■ Set problem
For the records below, give the count of lines holding the word "JSON" and nothing more.

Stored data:
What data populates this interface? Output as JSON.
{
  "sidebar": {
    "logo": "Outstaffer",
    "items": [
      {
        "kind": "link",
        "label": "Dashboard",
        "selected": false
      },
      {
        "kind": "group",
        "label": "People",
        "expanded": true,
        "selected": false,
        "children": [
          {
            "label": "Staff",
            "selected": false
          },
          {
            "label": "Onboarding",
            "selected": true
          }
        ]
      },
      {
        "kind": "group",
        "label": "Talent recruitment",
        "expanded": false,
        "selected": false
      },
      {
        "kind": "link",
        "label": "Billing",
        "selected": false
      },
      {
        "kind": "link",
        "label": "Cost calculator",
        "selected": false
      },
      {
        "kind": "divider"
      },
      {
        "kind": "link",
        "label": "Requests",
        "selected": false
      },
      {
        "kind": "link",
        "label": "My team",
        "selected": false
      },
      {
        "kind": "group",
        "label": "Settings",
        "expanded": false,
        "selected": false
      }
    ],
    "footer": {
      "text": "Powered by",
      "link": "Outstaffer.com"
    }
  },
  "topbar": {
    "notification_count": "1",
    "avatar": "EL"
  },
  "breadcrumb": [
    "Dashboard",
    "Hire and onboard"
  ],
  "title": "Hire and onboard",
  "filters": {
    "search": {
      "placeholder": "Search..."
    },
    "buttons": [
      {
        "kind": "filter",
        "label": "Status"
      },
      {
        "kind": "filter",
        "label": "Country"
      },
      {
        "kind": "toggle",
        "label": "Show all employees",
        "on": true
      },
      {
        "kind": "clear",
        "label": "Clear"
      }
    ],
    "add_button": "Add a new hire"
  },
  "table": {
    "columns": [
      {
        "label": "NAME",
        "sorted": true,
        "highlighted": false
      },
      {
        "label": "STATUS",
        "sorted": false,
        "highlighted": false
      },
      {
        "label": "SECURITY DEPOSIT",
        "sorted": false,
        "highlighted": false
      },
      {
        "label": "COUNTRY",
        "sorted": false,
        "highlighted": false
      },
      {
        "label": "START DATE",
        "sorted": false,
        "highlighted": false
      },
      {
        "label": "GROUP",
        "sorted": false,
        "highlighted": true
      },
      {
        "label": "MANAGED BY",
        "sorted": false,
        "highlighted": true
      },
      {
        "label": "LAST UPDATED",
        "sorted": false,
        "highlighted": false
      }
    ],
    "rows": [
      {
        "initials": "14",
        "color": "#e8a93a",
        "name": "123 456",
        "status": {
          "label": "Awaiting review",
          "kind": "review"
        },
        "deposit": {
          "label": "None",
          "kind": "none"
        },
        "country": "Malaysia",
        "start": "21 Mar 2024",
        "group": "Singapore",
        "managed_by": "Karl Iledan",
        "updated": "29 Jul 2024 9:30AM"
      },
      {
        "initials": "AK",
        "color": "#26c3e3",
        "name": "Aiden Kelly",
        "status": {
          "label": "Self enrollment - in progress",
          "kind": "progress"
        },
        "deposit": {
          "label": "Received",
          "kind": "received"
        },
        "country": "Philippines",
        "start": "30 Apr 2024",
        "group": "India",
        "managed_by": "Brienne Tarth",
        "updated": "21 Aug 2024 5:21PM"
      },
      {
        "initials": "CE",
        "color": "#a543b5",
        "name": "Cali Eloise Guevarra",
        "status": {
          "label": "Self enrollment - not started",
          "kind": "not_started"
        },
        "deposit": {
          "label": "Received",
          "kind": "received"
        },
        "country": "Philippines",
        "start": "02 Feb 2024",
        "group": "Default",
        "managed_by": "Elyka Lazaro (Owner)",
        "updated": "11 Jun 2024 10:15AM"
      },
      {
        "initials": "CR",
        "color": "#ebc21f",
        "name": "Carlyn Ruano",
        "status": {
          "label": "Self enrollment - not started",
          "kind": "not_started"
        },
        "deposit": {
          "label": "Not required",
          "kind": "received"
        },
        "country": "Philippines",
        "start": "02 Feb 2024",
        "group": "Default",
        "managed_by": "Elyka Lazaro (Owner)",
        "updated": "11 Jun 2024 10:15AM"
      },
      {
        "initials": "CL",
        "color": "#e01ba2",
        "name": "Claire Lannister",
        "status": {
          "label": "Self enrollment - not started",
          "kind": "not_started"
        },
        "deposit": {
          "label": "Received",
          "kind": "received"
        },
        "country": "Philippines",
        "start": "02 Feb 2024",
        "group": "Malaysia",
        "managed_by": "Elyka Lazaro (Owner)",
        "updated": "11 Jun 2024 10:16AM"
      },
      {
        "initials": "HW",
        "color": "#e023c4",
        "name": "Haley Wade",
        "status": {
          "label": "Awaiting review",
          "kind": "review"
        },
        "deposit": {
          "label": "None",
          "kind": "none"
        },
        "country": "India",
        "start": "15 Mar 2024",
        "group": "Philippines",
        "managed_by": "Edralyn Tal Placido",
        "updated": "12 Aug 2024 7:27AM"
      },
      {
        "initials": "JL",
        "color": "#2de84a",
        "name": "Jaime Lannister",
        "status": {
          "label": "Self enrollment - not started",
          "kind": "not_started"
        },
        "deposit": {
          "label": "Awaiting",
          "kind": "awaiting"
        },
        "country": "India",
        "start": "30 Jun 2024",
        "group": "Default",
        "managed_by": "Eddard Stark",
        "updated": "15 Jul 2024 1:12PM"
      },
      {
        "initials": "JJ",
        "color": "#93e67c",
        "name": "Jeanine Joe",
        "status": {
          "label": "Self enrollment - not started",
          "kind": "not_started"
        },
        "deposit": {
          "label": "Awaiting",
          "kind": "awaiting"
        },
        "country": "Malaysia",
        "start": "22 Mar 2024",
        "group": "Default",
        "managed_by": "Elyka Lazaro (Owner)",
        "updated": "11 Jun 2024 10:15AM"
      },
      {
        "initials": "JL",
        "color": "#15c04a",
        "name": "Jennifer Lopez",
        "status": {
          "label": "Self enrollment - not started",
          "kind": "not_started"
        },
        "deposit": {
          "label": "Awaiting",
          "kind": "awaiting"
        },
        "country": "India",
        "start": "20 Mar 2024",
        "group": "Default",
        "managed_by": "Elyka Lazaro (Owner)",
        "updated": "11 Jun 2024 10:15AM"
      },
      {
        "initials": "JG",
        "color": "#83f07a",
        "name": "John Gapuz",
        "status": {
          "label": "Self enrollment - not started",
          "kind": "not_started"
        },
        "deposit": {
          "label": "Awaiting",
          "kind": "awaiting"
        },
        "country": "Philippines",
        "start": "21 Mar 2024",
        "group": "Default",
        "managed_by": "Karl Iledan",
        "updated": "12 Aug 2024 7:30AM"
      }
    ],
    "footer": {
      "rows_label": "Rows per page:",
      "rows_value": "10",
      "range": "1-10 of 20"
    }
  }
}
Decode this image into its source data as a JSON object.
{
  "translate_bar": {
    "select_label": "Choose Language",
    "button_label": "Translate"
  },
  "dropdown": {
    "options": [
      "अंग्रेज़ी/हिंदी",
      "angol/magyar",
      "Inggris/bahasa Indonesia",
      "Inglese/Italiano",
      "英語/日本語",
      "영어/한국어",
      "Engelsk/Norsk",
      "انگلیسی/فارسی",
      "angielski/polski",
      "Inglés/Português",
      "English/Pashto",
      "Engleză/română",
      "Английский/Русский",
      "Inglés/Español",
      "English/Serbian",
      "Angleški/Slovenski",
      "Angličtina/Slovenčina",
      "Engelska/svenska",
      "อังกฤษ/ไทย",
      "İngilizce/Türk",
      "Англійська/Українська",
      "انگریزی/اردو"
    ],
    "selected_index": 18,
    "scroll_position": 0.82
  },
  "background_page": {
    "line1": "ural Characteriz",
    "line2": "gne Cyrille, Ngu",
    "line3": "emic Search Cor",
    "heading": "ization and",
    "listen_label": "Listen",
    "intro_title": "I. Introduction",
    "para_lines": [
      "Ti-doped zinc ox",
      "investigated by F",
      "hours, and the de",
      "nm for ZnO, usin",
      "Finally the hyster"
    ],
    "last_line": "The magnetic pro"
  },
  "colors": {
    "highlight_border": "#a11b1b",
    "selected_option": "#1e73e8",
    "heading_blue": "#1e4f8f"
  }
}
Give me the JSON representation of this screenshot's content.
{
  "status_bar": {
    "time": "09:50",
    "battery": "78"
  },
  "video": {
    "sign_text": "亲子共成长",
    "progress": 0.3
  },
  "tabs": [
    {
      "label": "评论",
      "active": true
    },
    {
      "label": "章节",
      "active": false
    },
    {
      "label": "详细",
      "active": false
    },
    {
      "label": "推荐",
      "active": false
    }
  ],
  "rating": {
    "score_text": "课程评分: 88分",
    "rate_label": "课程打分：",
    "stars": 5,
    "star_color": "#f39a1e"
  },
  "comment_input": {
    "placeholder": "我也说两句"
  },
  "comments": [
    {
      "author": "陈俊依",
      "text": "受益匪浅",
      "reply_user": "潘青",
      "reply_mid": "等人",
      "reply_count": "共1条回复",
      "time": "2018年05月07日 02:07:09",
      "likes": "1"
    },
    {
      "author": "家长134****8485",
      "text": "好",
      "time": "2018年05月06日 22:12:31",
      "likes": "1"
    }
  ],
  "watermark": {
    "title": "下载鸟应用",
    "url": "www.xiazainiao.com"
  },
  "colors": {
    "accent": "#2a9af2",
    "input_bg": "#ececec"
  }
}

■ Written solution
3